=== Extracted information ===
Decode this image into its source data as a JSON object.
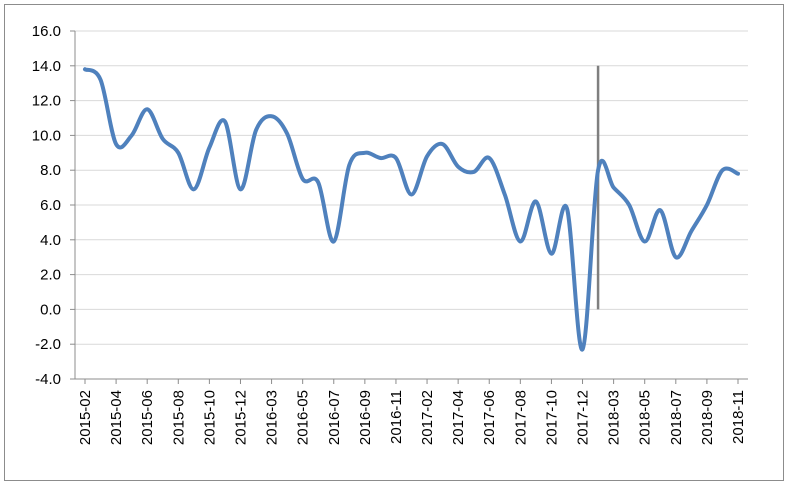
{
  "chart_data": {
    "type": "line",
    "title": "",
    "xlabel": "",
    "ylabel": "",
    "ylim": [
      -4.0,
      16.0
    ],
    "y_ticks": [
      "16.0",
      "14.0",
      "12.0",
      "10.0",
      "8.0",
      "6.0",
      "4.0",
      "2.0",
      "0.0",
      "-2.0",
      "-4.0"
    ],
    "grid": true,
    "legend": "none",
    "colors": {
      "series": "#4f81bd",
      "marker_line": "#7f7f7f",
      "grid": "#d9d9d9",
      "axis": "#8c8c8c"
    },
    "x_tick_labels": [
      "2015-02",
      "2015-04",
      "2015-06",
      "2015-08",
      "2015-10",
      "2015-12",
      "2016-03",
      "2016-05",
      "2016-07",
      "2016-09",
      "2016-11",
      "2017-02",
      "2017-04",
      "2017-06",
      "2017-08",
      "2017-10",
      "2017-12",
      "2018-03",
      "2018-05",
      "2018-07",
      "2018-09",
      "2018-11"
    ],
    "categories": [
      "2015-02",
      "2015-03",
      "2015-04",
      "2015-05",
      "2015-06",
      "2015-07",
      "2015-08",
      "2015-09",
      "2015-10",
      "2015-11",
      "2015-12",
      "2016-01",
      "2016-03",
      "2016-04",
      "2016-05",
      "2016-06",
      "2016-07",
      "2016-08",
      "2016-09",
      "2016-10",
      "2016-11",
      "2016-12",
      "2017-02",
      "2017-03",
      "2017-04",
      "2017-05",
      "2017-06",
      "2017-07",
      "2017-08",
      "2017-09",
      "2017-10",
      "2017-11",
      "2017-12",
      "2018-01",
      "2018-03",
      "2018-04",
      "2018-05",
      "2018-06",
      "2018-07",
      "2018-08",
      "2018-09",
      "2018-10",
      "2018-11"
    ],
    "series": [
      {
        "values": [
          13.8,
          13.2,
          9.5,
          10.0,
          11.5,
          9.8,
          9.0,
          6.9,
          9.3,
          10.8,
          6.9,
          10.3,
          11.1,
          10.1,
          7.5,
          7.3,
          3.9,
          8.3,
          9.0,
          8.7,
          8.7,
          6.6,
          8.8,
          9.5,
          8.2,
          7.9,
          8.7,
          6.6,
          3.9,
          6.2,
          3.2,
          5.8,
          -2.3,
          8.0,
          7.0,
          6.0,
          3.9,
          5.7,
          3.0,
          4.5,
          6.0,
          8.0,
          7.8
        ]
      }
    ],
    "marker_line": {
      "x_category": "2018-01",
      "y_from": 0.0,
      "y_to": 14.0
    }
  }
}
===
=== Extracted information ===
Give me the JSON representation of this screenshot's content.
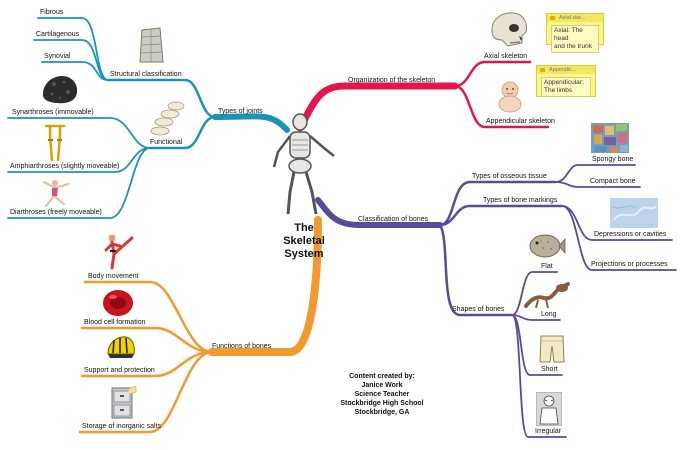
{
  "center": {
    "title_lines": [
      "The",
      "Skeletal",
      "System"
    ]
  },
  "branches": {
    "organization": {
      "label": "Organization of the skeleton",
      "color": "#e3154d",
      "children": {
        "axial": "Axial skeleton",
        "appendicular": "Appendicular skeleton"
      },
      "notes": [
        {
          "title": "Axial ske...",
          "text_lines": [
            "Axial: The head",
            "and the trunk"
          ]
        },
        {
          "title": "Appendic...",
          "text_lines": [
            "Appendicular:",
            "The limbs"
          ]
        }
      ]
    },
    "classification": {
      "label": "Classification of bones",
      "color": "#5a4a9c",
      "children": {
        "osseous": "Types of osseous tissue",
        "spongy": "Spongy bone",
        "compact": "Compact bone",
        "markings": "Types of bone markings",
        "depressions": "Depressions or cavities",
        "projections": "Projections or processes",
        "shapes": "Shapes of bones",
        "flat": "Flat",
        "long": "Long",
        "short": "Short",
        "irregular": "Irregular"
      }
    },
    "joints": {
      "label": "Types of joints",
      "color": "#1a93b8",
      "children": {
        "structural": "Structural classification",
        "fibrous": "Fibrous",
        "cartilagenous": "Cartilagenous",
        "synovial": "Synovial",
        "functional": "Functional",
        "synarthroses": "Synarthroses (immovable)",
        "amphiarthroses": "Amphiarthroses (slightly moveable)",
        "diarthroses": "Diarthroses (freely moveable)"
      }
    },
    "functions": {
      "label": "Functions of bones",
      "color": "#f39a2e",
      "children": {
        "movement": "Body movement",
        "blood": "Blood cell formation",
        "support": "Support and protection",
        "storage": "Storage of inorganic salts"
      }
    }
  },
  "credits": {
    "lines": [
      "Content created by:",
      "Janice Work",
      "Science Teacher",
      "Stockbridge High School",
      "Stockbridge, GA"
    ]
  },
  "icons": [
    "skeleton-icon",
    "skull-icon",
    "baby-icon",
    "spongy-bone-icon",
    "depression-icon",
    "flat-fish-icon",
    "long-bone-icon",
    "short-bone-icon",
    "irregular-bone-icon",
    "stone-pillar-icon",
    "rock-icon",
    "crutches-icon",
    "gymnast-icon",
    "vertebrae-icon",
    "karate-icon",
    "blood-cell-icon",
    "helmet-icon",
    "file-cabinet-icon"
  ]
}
===
=== Extracted information ===
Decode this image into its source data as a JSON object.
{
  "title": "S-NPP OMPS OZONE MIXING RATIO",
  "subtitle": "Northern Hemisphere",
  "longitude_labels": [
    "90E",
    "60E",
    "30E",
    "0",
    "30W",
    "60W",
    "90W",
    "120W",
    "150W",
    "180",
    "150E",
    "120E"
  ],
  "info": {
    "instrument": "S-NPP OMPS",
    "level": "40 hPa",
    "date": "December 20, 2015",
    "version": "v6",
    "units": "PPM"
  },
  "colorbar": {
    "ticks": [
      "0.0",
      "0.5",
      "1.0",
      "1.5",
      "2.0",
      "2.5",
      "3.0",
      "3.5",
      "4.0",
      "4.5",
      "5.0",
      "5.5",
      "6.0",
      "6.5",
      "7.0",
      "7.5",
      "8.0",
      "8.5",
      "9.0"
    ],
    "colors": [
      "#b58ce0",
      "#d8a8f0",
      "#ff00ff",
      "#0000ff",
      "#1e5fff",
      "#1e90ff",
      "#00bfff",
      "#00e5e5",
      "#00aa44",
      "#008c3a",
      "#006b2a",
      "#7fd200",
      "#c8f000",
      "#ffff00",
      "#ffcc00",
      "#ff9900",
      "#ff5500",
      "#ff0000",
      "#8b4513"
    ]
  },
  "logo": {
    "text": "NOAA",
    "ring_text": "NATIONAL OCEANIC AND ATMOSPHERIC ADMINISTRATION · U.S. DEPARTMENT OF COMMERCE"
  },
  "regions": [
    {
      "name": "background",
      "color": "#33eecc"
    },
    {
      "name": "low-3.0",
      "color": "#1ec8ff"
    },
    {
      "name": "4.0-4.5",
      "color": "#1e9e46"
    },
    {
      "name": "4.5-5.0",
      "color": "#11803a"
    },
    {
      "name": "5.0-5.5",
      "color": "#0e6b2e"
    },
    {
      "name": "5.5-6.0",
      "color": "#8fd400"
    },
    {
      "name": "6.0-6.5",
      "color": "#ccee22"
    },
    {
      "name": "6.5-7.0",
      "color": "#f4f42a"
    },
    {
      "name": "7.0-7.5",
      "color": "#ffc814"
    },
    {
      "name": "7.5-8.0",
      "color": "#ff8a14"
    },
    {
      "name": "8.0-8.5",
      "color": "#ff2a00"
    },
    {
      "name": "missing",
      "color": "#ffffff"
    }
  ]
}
===
Exercise instructions:
Copy each line from the data above that includes "moveable".

The result:
        "amphiarthroses": "Amphiarthroses (slightly moveable)",
        "diarthroses": "Diarthroses (freely moveable)"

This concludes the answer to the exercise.